*** Extracted records ***

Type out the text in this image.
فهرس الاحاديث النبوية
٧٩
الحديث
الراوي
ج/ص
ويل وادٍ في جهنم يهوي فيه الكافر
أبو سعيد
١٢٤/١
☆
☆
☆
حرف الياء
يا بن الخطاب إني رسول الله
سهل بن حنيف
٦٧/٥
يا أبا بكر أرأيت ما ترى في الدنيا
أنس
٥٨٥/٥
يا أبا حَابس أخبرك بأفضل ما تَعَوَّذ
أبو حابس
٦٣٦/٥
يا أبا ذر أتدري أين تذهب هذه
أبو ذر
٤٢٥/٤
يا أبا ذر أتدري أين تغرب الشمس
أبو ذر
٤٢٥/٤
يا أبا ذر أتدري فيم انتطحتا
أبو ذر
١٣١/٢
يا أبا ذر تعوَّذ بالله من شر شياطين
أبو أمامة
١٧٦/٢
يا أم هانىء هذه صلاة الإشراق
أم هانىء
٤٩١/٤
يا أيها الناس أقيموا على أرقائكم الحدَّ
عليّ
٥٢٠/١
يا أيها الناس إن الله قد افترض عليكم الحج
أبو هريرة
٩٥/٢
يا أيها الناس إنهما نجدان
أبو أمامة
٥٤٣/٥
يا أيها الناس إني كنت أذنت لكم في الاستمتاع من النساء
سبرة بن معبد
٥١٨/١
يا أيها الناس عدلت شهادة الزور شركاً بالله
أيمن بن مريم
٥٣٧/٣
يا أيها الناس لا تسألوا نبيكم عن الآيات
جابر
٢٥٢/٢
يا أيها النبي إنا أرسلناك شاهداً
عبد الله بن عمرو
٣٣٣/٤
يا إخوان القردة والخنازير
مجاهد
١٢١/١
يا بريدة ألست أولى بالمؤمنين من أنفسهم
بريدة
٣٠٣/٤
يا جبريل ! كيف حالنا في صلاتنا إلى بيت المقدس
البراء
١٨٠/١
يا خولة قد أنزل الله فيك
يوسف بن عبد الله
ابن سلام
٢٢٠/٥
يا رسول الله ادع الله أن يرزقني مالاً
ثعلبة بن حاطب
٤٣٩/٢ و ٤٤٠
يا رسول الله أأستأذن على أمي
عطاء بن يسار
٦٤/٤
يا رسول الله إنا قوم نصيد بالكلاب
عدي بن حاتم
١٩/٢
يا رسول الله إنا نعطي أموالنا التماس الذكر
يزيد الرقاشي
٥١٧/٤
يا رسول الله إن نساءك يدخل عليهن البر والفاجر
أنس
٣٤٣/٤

***

> **Task requirements**
Return each line of the data that contains the string "أتدري".

> **Task solution**
يا أبا ذر أتدري أين تذهب هذه
يا أبا ذر أتدري أين تغرب الشمس
يا أبا ذر أتدري فيم انتطحتا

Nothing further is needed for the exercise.